Stated task – Render every line of the data below as a Markdown table with the columns "No." and "Line," numbering the rows and skipping blank lines. Omit the pictures from the table.

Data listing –
--- --- ---

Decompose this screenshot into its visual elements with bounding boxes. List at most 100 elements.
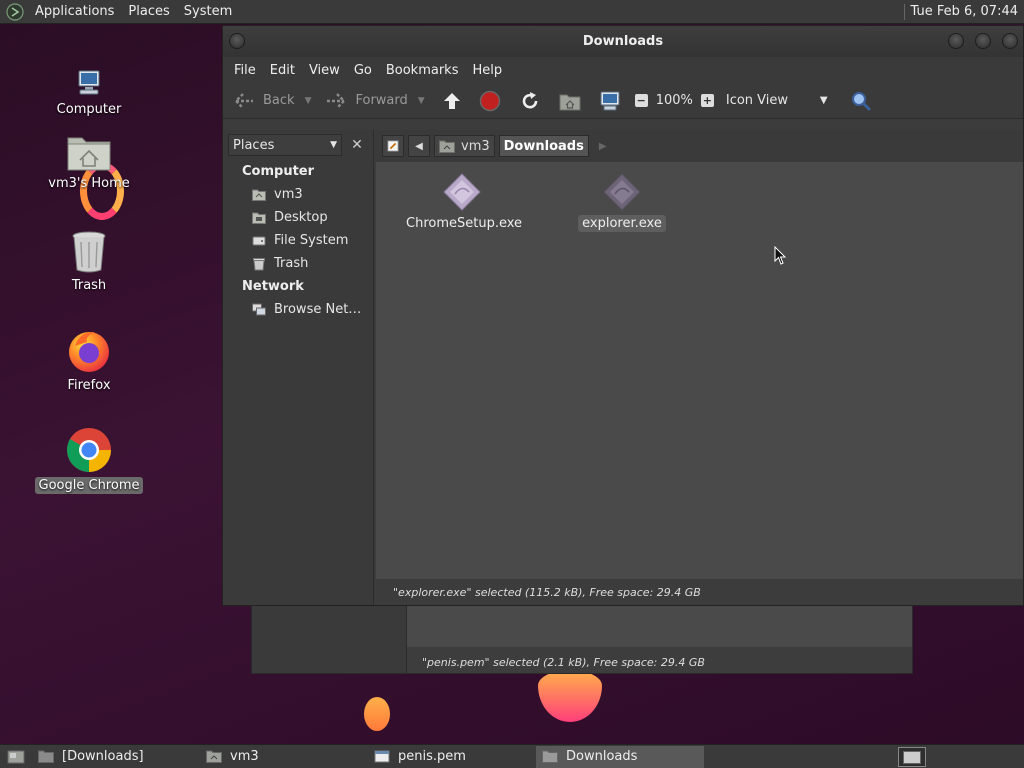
breadcrumb-vm3[interactable]: vm3 bbox=[434, 135, 495, 157]
computer-icon bbox=[78, 70, 100, 95]
task-downloads[interactable]: Downloads bbox=[536, 745, 704, 768]
clock[interactable]: Tue Feb 6, 07:44 bbox=[911, 4, 1024, 19]
chevron-down-icon: ▼ bbox=[330, 140, 337, 150]
menu-bookmarks[interactable]: Bookmarks bbox=[379, 63, 466, 78]
system-menu[interactable]: System bbox=[177, 4, 239, 19]
edit-location-icon bbox=[387, 140, 399, 152]
back-button[interactable]: Back ▼ bbox=[233, 92, 311, 110]
sidebar-item-label: Browse Net… bbox=[274, 302, 362, 317]
path-scroll-left-button[interactable]: ◀ bbox=[408, 135, 430, 157]
show-desktop-icon[interactable] bbox=[6, 747, 26, 767]
drive-icon bbox=[252, 236, 266, 245]
breadcrumb-downloads[interactable]: Downloads bbox=[498, 135, 589, 157]
title-bar[interactable]: Downloads bbox=[223, 26, 1023, 57]
desktop-icon-label: Computer bbox=[56, 102, 122, 117]
menu-file[interactable]: File bbox=[227, 63, 263, 78]
network-icon bbox=[252, 303, 266, 315]
up-arrow-icon bbox=[443, 92, 460, 109]
menu-edit[interactable]: Edit bbox=[263, 63, 302, 78]
forward-history-dropdown-icon[interactable]: ▼ bbox=[418, 96, 425, 106]
sidebar-item-label: File System bbox=[274, 233, 349, 248]
folder-icon bbox=[38, 750, 54, 763]
desktop-icon-label: vm3's Home bbox=[48, 176, 130, 191]
top-panel: Applications Places System Tue Feb 6, 07… bbox=[0, 0, 1024, 24]
sidebar-item-browse-network[interactable]: Browse Net… bbox=[252, 302, 361, 317]
zoom-out-button[interactable]: − bbox=[634, 94, 648, 107]
exe-file-icon bbox=[443, 173, 481, 211]
sidebar-item-vm3[interactable]: vm3 bbox=[252, 187, 303, 202]
desktop-icon-trash[interactable]: Trash bbox=[34, 230, 144, 293]
stop-button[interactable] bbox=[479, 90, 501, 112]
computer-button[interactable] bbox=[599, 91, 621, 111]
desktop-icon-computer[interactable]: Computer bbox=[34, 68, 144, 117]
view-mode-select[interactable]: Icon View ▼ bbox=[726, 93, 828, 108]
desktop-icon-chrome[interactable]: Google Chrome bbox=[34, 426, 144, 494]
menu-help[interactable]: Help bbox=[465, 63, 509, 78]
menu-bar: File Edit View Go Bookmarks Help bbox=[223, 57, 1023, 83]
close-icon: ✕ bbox=[351, 137, 363, 153]
task-label: [Downloads] bbox=[62, 749, 144, 764]
home-button[interactable] bbox=[559, 91, 581, 111]
task-penis-pem[interactable]: penis.pem bbox=[368, 746, 536, 768]
maximize-button[interactable] bbox=[975, 33, 991, 49]
task-label: penis.pem bbox=[398, 749, 466, 764]
sidebar-section-network: Network bbox=[242, 279, 304, 294]
zoom-in-icon: + bbox=[700, 94, 714, 107]
desktop-icon-firefox[interactable]: Firefox bbox=[34, 326, 144, 393]
home-folder-icon bbox=[559, 94, 581, 110]
menu-view[interactable]: View bbox=[302, 63, 347, 78]
forward-button[interactable]: Forward ▼ bbox=[325, 92, 425, 110]
reload-button[interactable] bbox=[519, 90, 541, 112]
exe-file-icon bbox=[603, 173, 641, 211]
chevron-right-icon[interactable]: ▶ bbox=[599, 141, 607, 152]
up-button[interactable] bbox=[441, 91, 463, 111]
breadcrumb-label: Downloads bbox=[503, 138, 584, 154]
back-history-dropdown-icon[interactable]: ▼ bbox=[305, 96, 312, 106]
workspace-switcher[interactable] bbox=[898, 747, 926, 767]
computer-icon bbox=[600, 91, 620, 110]
desktop-icon-label: Google Chrome bbox=[34, 477, 144, 494]
file-item-chromesetup[interactable]: ChromeSetup.exe bbox=[402, 172, 522, 231]
chevron-left-icon: ◀ bbox=[415, 140, 423, 152]
stop-icon bbox=[479, 90, 500, 111]
background-window-sidebar bbox=[252, 601, 407, 673]
forward-arrow-icon bbox=[327, 92, 347, 109]
places-menu[interactable]: Places bbox=[121, 4, 176, 19]
zoom-out-icon: − bbox=[634, 94, 648, 107]
sidebar-item-label: Desktop bbox=[274, 210, 328, 225]
zoom-in-button[interactable]: + bbox=[700, 94, 714, 107]
wallpaper-blob bbox=[538, 670, 602, 722]
home-folder-icon bbox=[67, 137, 111, 171]
menu-go[interactable]: Go bbox=[347, 63, 379, 78]
toggle-location-button[interactable] bbox=[382, 135, 404, 157]
sidebar-mode-select[interactable]: Places ▼ bbox=[228, 134, 342, 156]
desktop-icon-label: Firefox bbox=[67, 378, 111, 393]
file-item-explorer[interactable]: explorer.exe bbox=[562, 172, 682, 232]
chevron-down-icon: ▼ bbox=[819, 95, 828, 106]
back-arrow-icon bbox=[234, 92, 253, 109]
mouse-cursor-icon bbox=[774, 246, 787, 265]
search-button[interactable] bbox=[850, 90, 872, 112]
close-button[interactable] bbox=[1002, 33, 1018, 49]
desktop-folder-icon bbox=[252, 212, 266, 224]
task-label: vm3 bbox=[230, 749, 259, 764]
workspace-1[interactable] bbox=[903, 750, 921, 764]
applications-menu[interactable]: Applications bbox=[28, 4, 121, 19]
task-vm3[interactable]: vm3 bbox=[200, 746, 368, 768]
background-window-content bbox=[407, 601, 912, 647]
forward-label: Forward bbox=[355, 93, 408, 108]
menu-logo-icon[interactable] bbox=[6, 2, 24, 21]
sidebar-item-file-system[interactable]: File System bbox=[252, 233, 348, 248]
sidebar-item-label: vm3 bbox=[274, 187, 303, 202]
close-sidebar-button[interactable]: ✕ bbox=[347, 134, 367, 156]
file-icon-view[interactable]: ChromeSetup.exe explorer.exe bbox=[376, 162, 1023, 579]
reload-icon bbox=[522, 91, 537, 108]
search-icon bbox=[851, 91, 871, 111]
background-file-window[interactable]: "penis.pem" selected (2.1 kB), Free spac… bbox=[251, 600, 913, 674]
task-downloads-minimized[interactable]: [Downloads] bbox=[32, 746, 200, 768]
minimize-button[interactable] bbox=[948, 33, 964, 49]
background-window-status: "penis.pem" selected (2.1 kB), Free spac… bbox=[422, 656, 705, 669]
sidebar-item-desktop[interactable]: Desktop bbox=[252, 210, 328, 225]
sidebar-item-trash[interactable]: Trash bbox=[252, 256, 308, 271]
desktop-icon-home[interactable]: vm3's Home bbox=[34, 130, 144, 191]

--- --- ---

The answer –
| No. | Line |
|---|---|
| 1 | Decompose this screenshot into its visual elements with bounding boxes. List at most 100 elements. |
| 2 | breadcrumb-vm3[interactable]: vm3 bbox=[434, 135, 495, 157] |
| 3 | computer-icon bbox=[78, 70, 100, 95] |
| 4 | task-downloads[interactable]: Downloads bbox=[536, 745, 704, 768] |
| 5 | clock[interactable]: Tue Feb 6, 07:44 bbox=[911, 4, 1024, 19] |
| 6 | chevron-down-icon: ▼ bbox=[330, 140, 337, 150] |
| 7 | menu-bookmarks[interactable]: Bookmarks bbox=[379, 63, 466, 78] |
| 8 | system-menu[interactable]: System bbox=[177, 4, 239, 19] |
| 9 | edit-location-icon bbox=[387, 140, 399, 152] |
| 10 | back-button[interactable]: Back ▼ bbox=[233, 92, 311, 110] |
| 11 | sidebar-item-label: Browse Net… bbox=[274, 302, 362, 317] |
| 12 | path-scroll-left-button[interactable]: ◀ bbox=[408, 135, 430, 157] |
| 13 | show-desktop-icon[interactable] bbox=[6, 747, 26, 767] |
| 14 | drive-icon bbox=[252, 236, 266, 245] |
| 15 | breadcrumb-downloads[interactable]: Downloads bbox=[498, 135, 589, 157] |
| 16 | title-bar[interactable]: Downloads bbox=[223, 26, 1023, 57] |
| 17 | desktop-icon-label: Computer bbox=[56, 102, 122, 117] |
| 18 | menu-file[interactable]: File bbox=[227, 63, 263, 78] |
| 19 | network-icon bbox=[252, 303, 266, 315] |
| 20 | up-arrow-icon bbox=[443, 92, 460, 109] |
| 21 | menu-edit[interactable]: Edit bbox=[263, 63, 302, 78] |
| 22 | forward-history-dropdown-icon[interactable]: ▼ bbox=[418, 96, 425, 106] |
| 23 | sidebar-item-label: File System bbox=[274, 233, 349, 248] |
| 24 | folder-icon bbox=[38, 750, 54, 763] |
| 25 | desktop-icon-label: vm3's Home bbox=[48, 176, 130, 191] |
| 26 | top-panel: Applications Places System Tue Feb 6, 07… bbox=[0, 0, 1024, 24] |
| 27 | sidebar-item-browse-network[interactable]: Browse Net… bbox=[252, 302, 361, 317] |
| 28 | zoom-out-button[interactable]: − bbox=[634, 94, 648, 107] |
| 29 | exe-file-icon bbox=[443, 173, 481, 211] |
| 30 | sidebar-item-vm3[interactable]: vm3 bbox=[252, 187, 303, 202] |
| 31 | desktop-icon-trash[interactable]: Trash bbox=[34, 230, 144, 293] |
| 32 | stop-button[interactable] bbox=[479, 90, 501, 112] |
| 33 | computer-button[interactable] bbox=[599, 91, 621, 111] |
| 34 | desktop-icon-computer[interactable]: Computer bbox=[34, 68, 144, 117] |
| 35 | view-mode-select[interactable]: Icon View ▼ bbox=[726, 93, 828, 108] |
| 36 | desktop-icon-chrome[interactable]: Google Chrome bbox=[34, 426, 144, 494] |
| 37 | menu-help[interactable]: Help bbox=[465, 63, 509, 78] |
| 38 | menu-bar: File Edit View Go Bookmarks Help bbox=[223, 57, 1023, 83] |
| 39 | close-icon: ✕ bbox=[351, 137, 363, 153] |
| 40 | task-label: [Downloads] bbox=[62, 749, 144, 764] |
| 41 | home-button[interactable] bbox=[559, 91, 581, 111] |
| 42 | task-penis-pem[interactable]: penis.pem bbox=[368, 746, 536, 768] |
| 43 | maximize-button[interactable] bbox=[975, 33, 991, 49] |
| 44 | task-label: penis.pem bbox=[398, 749, 466, 764] |
| 45 | sidebar-section-network: Network bbox=[242, 279, 304, 294] |
| 46 | zoom-in-icon: + bbox=[700, 94, 714, 107] |
| 47 | desktop-icon-firefox[interactable]: Firefox bbox=[34, 326, 144, 393] |
| 48 | home-folder-icon bbox=[559, 94, 581, 110] |
| 49 | menu-view[interactable]: View bbox=[302, 63, 347, 78] |
| 50 | forward-button[interactable]: Forward ▼ bbox=[325, 92, 425, 110] |
| 51 | reload-button[interactable] bbox=[519, 90, 541, 112] |
| 52 | exe-file-icon bbox=[603, 173, 641, 211] |
| 53 | chevron-right-icon[interactable]: ▶ bbox=[599, 141, 607, 152] |
| 54 | up-button[interactable] bbox=[441, 91, 463, 111] |
| 55 | breadcrumb-label: Downloads bbox=[503, 138, 584, 154] |
| 56 | back-history-dropdown-icon[interactable]: ▼ bbox=[305, 96, 312, 106] |
| 57 | workspace-switcher[interactable] bbox=[898, 747, 926, 767] |
| 58 | computer-icon bbox=[600, 91, 620, 110] |
| 59 | desktop-icon-label: Google Chrome bbox=[34, 477, 144, 494] |
| 60 | file-item-chromesetup[interactable]: ChromeSetup.exe bbox=[402, 172, 522, 231] |
| 61 | chevron-left-icon: ◀ bbox=[415, 140, 423, 152] |
| 62 | stop-icon bbox=[479, 90, 500, 111] |
| 63 | background-window-sidebar bbox=[252, 601, 407, 673] |
| 64 | forward-arrow-icon bbox=[327, 92, 347, 109] |
| 65 | places-menu[interactable]: Places bbox=[121, 4, 176, 19] |
| 66 | zoom-out-icon: − bbox=[634, 94, 648, 107] |
| 67 | sidebar-item-label: Desktop bbox=[274, 210, 328, 225] |
| 68 | zoom-in-button[interactable]: + bbox=[700, 94, 714, 107] |
| 69 | wallpaper-blob bbox=[538, 670, 602, 722] |
| 70 | home-folder-icon bbox=[67, 137, 111, 171] |
| 71 | menu-go[interactable]: Go bbox=[347, 63, 379, 78] |
| 72 | toggle-location-button[interactable] bbox=[382, 135, 404, 157] |
| 73 | sidebar-mode-select[interactable]: Places ▼ bbox=[228, 134, 342, 156] |
| 74 | desktop-icon-label: Firefox bbox=[67, 378, 111, 393] |
| 75 | file-item-explorer[interactable]: explorer.exe bbox=[562, 172, 682, 232] |
| 76 | chevron-down-icon: ▼ bbox=[819, 95, 828, 106] |
| 77 | back-arrow-icon bbox=[234, 92, 253, 109] |
| 78 | mouse-cursor-icon bbox=[774, 246, 787, 265] |
| 79 | search-button[interactable] bbox=[850, 90, 872, 112] |
| 80 | close-button[interactable] bbox=[1002, 33, 1018, 49] |
| 81 | desktop-folder-icon bbox=[252, 212, 266, 224] |
| 82 | task-label: vm3 bbox=[230, 749, 259, 764] |
| 83 | workspace-1[interactable] bbox=[903, 750, 921, 764] |
| 84 | applications-menu[interactable]: Applications bbox=[28, 4, 121, 19] |
| 85 | task-vm3[interactable]: vm3 bbox=[200, 746, 368, 768] |
| 86 | background-window-content bbox=[407, 601, 912, 647] |
| 87 | forward-label: Forward bbox=[355, 93, 408, 108] |
| 88 | menu-logo-icon[interactable] bbox=[6, 2, 24, 21] |
| 89 | sidebar-item-file-system[interactable]: File System bbox=[252, 233, 348, 248] |
| 90 | sidebar-item-label: vm3 bbox=[274, 187, 303, 202] |
| 91 | close-sidebar-button[interactable]: ✕ bbox=[347, 134, 367, 156] |
| 92 | file-icon-view[interactable]: ChromeSetup.exe explorer.exe bbox=[376, 162, 1023, 579] |
| 93 | reload-icon bbox=[522, 91, 537, 108] |
| 94 | search-icon bbox=[851, 91, 871, 111] |
| 95 | background-file-window[interactable]: "penis.pem" selected (2.1 kB), Free spac… bbox=[251, 600, 913, 674] |
| 96 | task-downloads-minimized[interactable]: [Downloads] bbox=[32, 746, 200, 768] |
| 97 | minimize-button[interactable] bbox=[948, 33, 964, 49] |
| 98 | background-window-status: "penis.pem" selected (2.1 kB), Free spac… bbox=[422, 656, 705, 669] |
| 99 | sidebar-item-desktop[interactable]: Desktop bbox=[252, 210, 328, 225] |
| 100 | sidebar-item-trash[interactable]: Trash bbox=[252, 256, 308, 271] |
| 101 | desktop-icon-home[interactable]: vm3's Home bbox=[34, 130, 144, 191] |